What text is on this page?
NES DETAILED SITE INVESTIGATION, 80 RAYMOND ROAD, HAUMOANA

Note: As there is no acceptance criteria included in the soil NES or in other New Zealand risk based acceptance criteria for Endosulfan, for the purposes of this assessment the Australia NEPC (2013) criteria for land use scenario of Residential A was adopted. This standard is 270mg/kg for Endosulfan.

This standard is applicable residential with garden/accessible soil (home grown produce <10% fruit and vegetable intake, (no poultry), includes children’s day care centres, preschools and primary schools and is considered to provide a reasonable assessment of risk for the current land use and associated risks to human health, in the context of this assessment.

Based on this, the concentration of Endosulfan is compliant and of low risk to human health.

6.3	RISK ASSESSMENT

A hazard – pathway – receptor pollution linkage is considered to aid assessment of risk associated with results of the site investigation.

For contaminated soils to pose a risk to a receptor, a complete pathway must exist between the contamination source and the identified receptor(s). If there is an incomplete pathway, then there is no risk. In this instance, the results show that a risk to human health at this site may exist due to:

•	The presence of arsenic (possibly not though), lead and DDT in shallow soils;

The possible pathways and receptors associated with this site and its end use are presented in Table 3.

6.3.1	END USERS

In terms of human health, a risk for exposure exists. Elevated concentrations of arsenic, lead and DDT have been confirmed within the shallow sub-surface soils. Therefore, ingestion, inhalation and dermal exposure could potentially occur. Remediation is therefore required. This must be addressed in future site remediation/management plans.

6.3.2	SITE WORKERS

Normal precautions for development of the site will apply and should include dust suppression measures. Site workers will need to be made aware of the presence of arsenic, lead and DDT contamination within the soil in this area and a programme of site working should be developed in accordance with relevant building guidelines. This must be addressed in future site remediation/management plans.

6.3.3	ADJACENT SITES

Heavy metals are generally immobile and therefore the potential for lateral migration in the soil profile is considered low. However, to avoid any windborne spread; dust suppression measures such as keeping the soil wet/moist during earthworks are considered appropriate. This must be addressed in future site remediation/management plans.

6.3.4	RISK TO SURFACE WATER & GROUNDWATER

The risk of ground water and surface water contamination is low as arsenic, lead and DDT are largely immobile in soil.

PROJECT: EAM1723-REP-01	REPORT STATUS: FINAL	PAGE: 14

• • •

Aim of the task:
Look for the word "presence" and return every line where it occurs.

Exercise answer:
•	The presence of arsenic (possibly not though), lead and DDT in shallow soils;
Normal precautions for development of the site will apply and should include dust suppression measures. Site workers will need to be made aware of the presence of arsenic, lead and DDT contamination within the soil in this area and a programme of site working should be developed in accordance with relevant building guidelines. This must be addressed in future site remediation/management plans.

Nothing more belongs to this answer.